◆ Work to be completed: Records follow. Select each line holding "ylabel".

◆ Data provided:

◆ ◆ ◆

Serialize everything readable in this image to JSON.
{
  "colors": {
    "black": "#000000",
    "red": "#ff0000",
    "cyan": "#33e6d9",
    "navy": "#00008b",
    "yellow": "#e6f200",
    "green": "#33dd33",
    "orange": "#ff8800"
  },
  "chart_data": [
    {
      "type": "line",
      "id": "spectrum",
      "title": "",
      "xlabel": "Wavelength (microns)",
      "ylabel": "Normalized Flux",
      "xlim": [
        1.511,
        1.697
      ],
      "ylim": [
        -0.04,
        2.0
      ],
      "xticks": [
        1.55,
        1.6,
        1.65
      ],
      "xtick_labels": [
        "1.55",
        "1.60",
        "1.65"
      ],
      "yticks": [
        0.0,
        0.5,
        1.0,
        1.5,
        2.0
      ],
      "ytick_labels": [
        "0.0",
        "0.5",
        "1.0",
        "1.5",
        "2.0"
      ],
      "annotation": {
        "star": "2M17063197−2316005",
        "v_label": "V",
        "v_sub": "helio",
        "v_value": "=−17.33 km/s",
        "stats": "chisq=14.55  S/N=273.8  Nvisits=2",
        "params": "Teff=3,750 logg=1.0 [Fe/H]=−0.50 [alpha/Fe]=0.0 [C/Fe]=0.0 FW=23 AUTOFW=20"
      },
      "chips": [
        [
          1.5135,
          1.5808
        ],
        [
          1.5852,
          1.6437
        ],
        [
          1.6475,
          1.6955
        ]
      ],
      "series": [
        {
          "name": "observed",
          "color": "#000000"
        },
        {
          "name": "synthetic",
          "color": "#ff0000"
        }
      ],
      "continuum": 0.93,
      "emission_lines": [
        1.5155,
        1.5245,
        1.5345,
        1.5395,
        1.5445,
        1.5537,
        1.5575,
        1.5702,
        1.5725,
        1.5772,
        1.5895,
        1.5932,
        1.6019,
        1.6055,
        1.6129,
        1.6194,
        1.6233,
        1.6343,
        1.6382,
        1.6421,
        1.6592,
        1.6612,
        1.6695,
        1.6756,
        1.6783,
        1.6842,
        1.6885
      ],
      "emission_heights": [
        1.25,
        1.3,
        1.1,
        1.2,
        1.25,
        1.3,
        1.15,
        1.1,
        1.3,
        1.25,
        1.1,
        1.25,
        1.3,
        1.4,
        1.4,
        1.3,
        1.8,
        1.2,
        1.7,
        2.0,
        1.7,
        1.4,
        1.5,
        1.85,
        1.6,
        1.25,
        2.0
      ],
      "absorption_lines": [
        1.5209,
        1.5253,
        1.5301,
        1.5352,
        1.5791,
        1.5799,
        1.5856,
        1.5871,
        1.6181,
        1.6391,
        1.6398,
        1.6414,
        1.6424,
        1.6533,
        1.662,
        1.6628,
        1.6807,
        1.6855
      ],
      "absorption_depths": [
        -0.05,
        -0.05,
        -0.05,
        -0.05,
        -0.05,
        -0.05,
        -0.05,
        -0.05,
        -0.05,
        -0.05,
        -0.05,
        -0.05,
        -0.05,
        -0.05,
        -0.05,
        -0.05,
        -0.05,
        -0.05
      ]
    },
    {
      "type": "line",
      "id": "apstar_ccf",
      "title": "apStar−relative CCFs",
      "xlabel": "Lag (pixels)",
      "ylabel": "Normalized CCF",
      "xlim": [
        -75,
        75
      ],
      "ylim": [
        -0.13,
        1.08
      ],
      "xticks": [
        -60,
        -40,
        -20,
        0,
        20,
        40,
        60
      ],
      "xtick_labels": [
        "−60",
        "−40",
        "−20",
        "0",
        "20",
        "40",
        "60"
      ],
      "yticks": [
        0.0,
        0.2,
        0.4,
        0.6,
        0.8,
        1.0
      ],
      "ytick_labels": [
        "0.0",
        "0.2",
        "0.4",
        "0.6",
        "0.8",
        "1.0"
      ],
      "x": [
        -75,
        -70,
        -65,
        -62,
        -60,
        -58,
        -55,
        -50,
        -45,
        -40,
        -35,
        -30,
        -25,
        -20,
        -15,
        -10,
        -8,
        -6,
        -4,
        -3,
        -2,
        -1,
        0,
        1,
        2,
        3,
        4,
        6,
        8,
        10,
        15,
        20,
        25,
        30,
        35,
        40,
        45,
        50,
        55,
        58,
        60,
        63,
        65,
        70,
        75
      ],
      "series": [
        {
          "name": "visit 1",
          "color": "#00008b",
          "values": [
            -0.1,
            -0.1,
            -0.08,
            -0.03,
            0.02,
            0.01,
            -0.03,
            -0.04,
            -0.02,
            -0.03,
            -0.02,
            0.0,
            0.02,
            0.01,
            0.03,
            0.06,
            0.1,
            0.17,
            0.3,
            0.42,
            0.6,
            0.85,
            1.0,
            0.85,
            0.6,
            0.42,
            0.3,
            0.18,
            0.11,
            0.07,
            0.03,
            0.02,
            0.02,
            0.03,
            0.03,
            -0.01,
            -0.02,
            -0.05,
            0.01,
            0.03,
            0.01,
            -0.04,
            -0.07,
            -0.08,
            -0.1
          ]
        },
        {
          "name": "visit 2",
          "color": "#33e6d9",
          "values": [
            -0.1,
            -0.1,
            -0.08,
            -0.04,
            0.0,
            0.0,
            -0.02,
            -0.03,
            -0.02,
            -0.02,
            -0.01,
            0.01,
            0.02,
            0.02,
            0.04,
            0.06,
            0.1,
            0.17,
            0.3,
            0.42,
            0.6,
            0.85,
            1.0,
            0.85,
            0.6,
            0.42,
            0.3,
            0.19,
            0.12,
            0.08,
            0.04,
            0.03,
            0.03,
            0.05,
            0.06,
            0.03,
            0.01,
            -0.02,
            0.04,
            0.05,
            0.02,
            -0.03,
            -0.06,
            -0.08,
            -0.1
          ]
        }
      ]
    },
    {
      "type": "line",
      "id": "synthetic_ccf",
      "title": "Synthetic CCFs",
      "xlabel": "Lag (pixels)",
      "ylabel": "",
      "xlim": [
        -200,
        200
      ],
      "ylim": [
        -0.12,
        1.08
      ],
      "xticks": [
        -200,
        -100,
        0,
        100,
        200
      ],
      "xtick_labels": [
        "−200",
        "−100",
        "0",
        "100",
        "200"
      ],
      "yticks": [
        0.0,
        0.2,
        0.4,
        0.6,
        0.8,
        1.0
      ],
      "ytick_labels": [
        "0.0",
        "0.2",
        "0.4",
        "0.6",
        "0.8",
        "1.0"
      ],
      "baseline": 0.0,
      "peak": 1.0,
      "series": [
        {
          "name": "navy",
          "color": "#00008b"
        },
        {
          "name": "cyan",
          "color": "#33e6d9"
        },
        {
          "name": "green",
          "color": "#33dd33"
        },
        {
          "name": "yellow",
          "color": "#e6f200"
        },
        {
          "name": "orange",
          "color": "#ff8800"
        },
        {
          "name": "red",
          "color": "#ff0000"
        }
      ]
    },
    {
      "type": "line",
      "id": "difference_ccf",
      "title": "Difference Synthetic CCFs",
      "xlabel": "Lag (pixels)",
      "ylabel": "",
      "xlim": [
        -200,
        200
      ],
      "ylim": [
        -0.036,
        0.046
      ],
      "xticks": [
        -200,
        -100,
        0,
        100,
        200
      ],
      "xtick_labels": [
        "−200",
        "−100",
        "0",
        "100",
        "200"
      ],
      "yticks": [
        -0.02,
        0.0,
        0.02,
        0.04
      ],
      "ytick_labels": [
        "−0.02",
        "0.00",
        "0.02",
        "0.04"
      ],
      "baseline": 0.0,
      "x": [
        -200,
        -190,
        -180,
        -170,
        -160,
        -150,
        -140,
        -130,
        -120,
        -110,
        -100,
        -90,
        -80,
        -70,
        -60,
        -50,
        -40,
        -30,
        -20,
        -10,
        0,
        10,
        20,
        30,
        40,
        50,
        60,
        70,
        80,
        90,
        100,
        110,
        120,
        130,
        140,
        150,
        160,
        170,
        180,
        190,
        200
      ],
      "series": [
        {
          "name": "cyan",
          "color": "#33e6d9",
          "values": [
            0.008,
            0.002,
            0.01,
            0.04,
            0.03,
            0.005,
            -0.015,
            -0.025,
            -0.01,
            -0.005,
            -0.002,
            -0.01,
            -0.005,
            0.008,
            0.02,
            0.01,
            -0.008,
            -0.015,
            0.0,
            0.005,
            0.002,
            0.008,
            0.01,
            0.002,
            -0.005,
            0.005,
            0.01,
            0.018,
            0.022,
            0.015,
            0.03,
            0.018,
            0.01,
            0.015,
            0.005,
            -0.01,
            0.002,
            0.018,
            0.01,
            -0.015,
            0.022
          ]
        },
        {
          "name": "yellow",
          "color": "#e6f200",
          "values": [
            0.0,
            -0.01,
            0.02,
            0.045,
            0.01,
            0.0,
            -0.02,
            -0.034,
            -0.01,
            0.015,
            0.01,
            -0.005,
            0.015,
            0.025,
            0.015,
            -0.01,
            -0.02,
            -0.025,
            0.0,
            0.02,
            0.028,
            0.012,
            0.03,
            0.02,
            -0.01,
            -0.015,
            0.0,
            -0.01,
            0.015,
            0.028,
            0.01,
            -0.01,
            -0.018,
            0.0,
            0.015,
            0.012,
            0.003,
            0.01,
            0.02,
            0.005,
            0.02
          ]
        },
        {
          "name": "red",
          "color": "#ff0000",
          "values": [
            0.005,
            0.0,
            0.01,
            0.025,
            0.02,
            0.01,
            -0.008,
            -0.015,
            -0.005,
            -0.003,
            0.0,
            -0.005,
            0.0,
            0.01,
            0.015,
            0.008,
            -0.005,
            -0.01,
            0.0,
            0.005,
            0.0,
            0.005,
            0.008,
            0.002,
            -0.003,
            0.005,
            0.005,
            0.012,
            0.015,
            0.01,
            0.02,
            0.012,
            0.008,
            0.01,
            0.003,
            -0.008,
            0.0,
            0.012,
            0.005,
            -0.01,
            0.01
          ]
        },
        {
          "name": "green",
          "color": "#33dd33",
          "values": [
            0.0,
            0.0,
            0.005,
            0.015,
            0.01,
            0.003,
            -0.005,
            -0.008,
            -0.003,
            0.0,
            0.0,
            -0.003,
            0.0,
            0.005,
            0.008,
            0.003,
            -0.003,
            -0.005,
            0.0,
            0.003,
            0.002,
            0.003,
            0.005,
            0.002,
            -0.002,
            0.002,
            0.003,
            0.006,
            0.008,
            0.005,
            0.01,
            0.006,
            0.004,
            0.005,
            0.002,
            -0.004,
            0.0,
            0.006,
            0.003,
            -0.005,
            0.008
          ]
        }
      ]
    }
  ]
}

◆ ◆ ◆

◆ Exercise answer:
      "ylabel": "Normalized Flux",
      "ylabel": "Normalized CCF",
      "ylabel": "",
      "ylabel": "",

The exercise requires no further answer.